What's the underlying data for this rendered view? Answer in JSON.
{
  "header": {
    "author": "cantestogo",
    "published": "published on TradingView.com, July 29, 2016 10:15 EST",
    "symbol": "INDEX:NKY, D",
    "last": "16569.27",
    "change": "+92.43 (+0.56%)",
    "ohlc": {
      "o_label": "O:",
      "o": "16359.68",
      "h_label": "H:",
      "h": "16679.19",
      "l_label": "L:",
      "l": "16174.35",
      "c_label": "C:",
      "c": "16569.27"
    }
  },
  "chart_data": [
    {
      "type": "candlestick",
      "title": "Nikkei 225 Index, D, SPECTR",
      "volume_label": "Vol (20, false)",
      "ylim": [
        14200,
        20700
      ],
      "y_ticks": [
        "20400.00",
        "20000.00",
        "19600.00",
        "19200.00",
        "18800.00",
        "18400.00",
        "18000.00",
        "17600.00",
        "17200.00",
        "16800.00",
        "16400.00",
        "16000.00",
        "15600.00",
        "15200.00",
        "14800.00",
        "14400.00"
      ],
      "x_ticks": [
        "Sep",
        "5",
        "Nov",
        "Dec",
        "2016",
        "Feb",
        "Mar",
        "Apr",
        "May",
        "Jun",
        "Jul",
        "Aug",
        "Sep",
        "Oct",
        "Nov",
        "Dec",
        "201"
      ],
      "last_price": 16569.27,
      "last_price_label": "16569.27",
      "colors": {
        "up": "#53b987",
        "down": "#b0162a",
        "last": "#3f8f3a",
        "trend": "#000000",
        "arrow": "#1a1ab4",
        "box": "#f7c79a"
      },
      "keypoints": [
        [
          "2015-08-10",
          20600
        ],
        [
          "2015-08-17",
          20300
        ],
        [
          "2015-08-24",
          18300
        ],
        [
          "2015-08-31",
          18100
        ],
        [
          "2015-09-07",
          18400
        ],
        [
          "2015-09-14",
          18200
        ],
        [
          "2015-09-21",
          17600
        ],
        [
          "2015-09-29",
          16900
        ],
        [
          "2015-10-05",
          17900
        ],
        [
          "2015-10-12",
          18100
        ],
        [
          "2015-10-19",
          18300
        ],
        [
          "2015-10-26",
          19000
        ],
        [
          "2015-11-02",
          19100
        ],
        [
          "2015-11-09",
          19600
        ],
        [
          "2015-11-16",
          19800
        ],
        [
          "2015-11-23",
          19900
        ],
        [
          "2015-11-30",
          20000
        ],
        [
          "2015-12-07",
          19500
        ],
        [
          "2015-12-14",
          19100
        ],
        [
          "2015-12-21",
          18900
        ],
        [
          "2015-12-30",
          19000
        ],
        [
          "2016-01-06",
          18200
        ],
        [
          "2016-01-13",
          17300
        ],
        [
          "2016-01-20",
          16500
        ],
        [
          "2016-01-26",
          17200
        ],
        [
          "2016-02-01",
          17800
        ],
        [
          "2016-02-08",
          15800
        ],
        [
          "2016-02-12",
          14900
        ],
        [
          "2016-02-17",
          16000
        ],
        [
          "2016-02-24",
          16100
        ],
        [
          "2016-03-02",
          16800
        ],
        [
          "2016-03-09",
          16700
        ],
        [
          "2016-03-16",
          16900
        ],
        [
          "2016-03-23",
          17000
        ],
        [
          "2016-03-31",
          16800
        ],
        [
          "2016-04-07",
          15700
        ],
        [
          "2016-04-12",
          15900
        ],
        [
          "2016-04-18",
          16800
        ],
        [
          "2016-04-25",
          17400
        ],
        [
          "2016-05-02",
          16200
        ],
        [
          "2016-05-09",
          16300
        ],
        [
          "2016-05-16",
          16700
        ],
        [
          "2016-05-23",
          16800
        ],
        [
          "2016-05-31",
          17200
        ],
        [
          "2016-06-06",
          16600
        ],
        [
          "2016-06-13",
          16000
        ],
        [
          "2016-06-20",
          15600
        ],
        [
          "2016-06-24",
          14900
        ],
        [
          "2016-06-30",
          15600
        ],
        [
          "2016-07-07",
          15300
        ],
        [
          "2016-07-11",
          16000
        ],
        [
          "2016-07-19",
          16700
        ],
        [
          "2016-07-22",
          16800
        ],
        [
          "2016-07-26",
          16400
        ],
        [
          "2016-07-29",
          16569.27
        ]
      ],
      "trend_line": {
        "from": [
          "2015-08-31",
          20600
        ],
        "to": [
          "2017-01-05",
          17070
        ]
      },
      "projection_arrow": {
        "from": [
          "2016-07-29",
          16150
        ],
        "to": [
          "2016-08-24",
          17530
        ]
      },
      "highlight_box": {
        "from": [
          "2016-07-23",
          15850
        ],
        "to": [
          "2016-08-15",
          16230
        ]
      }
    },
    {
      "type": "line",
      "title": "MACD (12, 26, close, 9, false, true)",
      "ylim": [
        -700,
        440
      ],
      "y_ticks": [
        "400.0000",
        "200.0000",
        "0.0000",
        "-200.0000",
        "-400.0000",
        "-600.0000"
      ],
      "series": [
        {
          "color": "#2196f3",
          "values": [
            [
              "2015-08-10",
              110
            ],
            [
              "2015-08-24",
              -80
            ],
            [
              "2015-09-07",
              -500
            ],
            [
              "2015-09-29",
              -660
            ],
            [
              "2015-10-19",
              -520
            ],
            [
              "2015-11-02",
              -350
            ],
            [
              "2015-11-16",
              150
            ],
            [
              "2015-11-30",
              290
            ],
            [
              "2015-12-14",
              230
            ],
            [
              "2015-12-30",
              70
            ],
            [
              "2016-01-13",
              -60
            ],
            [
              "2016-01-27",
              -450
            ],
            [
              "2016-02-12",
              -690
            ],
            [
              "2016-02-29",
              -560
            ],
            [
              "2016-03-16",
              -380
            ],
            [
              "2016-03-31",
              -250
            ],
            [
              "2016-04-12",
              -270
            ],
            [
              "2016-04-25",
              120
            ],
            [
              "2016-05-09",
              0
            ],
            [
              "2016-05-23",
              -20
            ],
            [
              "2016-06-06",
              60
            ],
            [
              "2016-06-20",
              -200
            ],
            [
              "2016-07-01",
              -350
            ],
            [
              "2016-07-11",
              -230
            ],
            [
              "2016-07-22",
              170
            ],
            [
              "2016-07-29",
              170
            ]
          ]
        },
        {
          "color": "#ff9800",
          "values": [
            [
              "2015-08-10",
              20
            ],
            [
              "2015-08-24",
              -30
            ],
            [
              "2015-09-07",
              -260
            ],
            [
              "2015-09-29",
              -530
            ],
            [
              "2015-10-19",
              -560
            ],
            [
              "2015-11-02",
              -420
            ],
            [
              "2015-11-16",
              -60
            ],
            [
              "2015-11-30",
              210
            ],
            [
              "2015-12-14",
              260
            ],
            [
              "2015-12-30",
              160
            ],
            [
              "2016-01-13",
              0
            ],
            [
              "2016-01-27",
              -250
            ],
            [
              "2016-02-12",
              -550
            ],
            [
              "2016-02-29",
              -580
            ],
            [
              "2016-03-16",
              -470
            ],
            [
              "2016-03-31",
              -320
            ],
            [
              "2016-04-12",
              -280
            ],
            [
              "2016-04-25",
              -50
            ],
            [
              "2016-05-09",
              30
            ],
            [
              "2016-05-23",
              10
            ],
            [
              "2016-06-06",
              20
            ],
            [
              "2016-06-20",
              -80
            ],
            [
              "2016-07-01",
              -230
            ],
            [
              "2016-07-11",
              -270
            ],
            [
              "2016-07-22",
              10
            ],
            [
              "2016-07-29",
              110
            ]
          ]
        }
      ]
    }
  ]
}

━━━━━━━━━━━━━━━━━━━━

▶ **TASK**: Please give back all of the records exactly as written.

▶ **WORKED SOLUTION**:
What's the underlying data for this rendered view? Answer in JSON.
{
  "header": {
    "author": "cantestogo",
    "published": "published on TradingView.com, July 29, 2016 10:15 EST",
    "symbol": "INDEX:NKY, D",
    "last": "16569.27",
    "change": "+92.43 (+0.56%)",
    "ohlc": {
      "o_label": "O:",
      "o": "16359.68",
      "h_label": "H:",
      "h": "16679.19",
      "l_label": "L:",
      "l": "16174.35",
      "c_label": "C:",
      "c": "16569.27"
    }
  },
  "chart_data": [
    {
      "type": "candlestick",
      "title": "Nikkei 225 Index, D, SPECTR",
      "volume_label": "Vol (20, false)",
      "ylim": [
        14200,
        20700
      ],
      "y_ticks": [
        "20400.00",
        "20000.00",
        "19600.00",
        "19200.00",
        "18800.00",
        "18400.00",
        "18000.00",
        "17600.00",
        "17200.00",
        "16800.00",
        "16400.00",
        "16000.00",
        "15600.00",
        "15200.00",
        "14800.00",
        "14400.00"
      ],
      "x_ticks": [
        "Sep",
        "5",
        "Nov",
        "Dec",
        "2016",
        "Feb",
        "Mar",
        "Apr",
        "May",
        "Jun",
        "Jul",
        "Aug",
        "Sep",
        "Oct",
        "Nov",
        "Dec",
        "201"
      ],
      "last_price": 16569.27,
      "last_price_label": "16569.27",
      "colors": {
        "up": "#53b987",
        "down": "#b0162a",
        "last": "#3f8f3a",
        "trend": "#000000",
        "arrow": "#1a1ab4",
        "box": "#f7c79a"
      },
      "keypoints": [
        [
          "2015-08-10",
          20600
        ],
        [
          "2015-08-17",
          20300
        ],
        [
          "2015-08-24",
          18300
        ],
        [
          "2015-08-31",
          18100
        ],
        [
          "2015-09-07",
          18400
        ],
        [
          "2015-09-14",
          18200
        ],
        [
          "2015-09-21",
          17600
        ],
        [
          "2015-09-29",
          16900
        ],
        [
          "2015-10-05",
          17900
        ],
        [
          "2015-10-12",
          18100
        ],
        [
          "2015-10-19",
          18300
        ],
        [
          "2015-10-26",
          19000
        ],
        [
          "2015-11-02",
          19100
        ],
        [
          "2015-11-09",
          19600
        ],
        [
          "2015-11-16",
          19800
        ],
        [
          "2015-11-23",
          19900
        ],
        [
          "2015-11-30",
          20000
        ],
        [
          "2015-12-07",
          19500
        ],
        [
          "2015-12-14",
          19100
        ],
        [
          "2015-12-21",
          18900
        ],
        [
          "2015-12-30",
          19000
        ],
        [
          "2016-01-06",
          18200
        ],
        [
          "2016-01-13",
          17300
        ],
        [
          "2016-01-20",
          16500
        ],
        [
          "2016-01-26",
          17200
        ],
        [
          "2016-02-01",
          17800
        ],
        [
          "2016-02-08",
          15800
        ],
        [
          "2016-02-12",
          14900
        ],
        [
          "2016-02-17",
          16000
        ],
        [
          "2016-02-24",
          16100
        ],
        [
          "2016-03-02",
          16800
        ],
        [
          "2016-03-09",
          16700
        ],
        [
          "2016-03-16",
          16900
        ],
        [
          "2016-03-23",
          17000
        ],
        [
          "2016-03-31",
          16800
        ],
        [
          "2016-04-07",
          15700
        ],
        [
          "2016-04-12",
          15900
        ],
        [
          "2016-04-18",
          16800
        ],
        [
          "2016-04-25",
          17400
        ],
        [
          "2016-05-02",
          16200
        ],
        [
          "2016-05-09",
          16300
        ],
        [
          "2016-05-16",
          16700
        ],
        [
          "2016-05-23",
          16800
        ],
        [
          "2016-05-31",
          17200
        ],
        [
          "2016-06-06",
          16600
        ],
        [
          "2016-06-13",
          16000
        ],
        [
          "2016-06-20",
          15600
        ],
        [
          "2016-06-24",
          14900
        ],
        [
          "2016-06-30",
          15600
        ],
        [
          "2016-07-07",
          15300
        ],
        [
          "2016-07-11",
          16000
        ],
        [
          "2016-07-19",
          16700
        ],
        [
          "2016-07-22",
          16800
        ],
        [
          "2016-07-26",
          16400
        ],
        [
          "2016-07-29",
          16569.27
        ]
      ],
      "trend_line": {
        "from": [
          "2015-08-31",
          20600
        ],
        "to": [
          "2017-01-05",
          17070
        ]
      },
      "projection_arrow": {
        "from": [
          "2016-07-29",
          16150
        ],
        "to": [
          "2016-08-24",
          17530
        ]
      },
      "highlight_box": {
        "from": [
          "2016-07-23",
          15850
        ],
        "to": [
          "2016-08-15",
          16230
        ]
      }
    },
    {
      "type": "line",
      "title": "MACD (12, 26, close, 9, false, true)",
      "ylim": [
        -700,
        440
      ],
      "y_ticks": [
        "400.0000",
        "200.0000",
        "0.0000",
        "-200.0000",
        "-400.0000",
        "-600.0000"
      ],
      "series": [
        {
          "color": "#2196f3",
          "values": [
            [
              "2015-08-10",
              110
            ],
            [
              "2015-08-24",
              -80
            ],
            [
              "2015-09-07",
              -500
            ],
            [
              "2015-09-29",
              -660
            ],
            [
              "2015-10-19",
              -520
            ],
            [
              "2015-11-02",
              -350
            ],
            [
              "2015-11-16",
              150
            ],
            [
              "2015-11-30",
              290
            ],
            [
              "2015-12-14",
              230
            ],
            [
              "2015-12-30",
              70
            ],
            [
              "2016-01-13",
              -60
            ],
            [
              "2016-01-27",
              -450
            ],
            [
              "2016-02-12",
              -690
            ],
            [
              "2016-02-29",
              -560
            ],
            [
              "2016-03-16",
              -380
            ],
            [
              "2016-03-31",
              -250
            ],
            [
              "2016-04-12",
              -270
            ],
            [
              "2016-04-25",
              120
            ],
            [
              "2016-05-09",
              0
            ],
            [
              "2016-05-23",
              -20
            ],
            [
              "2016-06-06",
              60
            ],
            [
              "2016-06-20",
              -200
            ],
            [
              "2016-07-01",
              -350
            ],
            [
              "2016-07-11",
              -230
            ],
            [
              "2016-07-22",
              170
            ],
            [
              "2016-07-29",
              170
            ]
          ]
        },
        {
          "color": "#ff9800",
          "values": [
            [
              "2015-08-10",
              20
            ],
            [
              "2015-08-24",
              -30
            ],
            [
              "2015-09-07",
              -260
            ],
            [
              "2015-09-29",
              -530
            ],
            [
              "2015-10-19",
              -560
            ],
            [
              "2015-11-02",
              -420
            ],
            [
              "2015-11-16",
              -60
            ],
            [
              "2015-11-30",
              210
            ],
            [
              "2015-12-14",
              260
            ],
            [
              "2015-12-30",
              160
            ],
            [
              "2016-01-13",
              0
            ],
            [
              "2016-01-27",
              -250
            ],
            [
              "2016-02-12",
              -550
            ],
            [
              "2016-02-29",
              -580
            ],
            [
              "2016-03-16",
              -470
            ],
            [
              "2016-03-31",
              -320
            ],
            [
              "2016-04-12",
              -280
            ],
            [
              "2016-04-25",
              -50
            ],
            [
              "2016-05-09",
              30
            ],
            [
              "2016-05-23",
              10
            ],
            [
              "2016-06-06",
              20
            ],
            [
              "2016-06-20",
              -80
            ],
            [
              "2016-07-01",
              -230
            ],
            [
              "2016-07-11",
              -270
            ],
            [
              "2016-07-22",
              10
            ],
            [
              "2016-07-29",
              110
            ]
          ]
        }
      ]
    }
  ]
}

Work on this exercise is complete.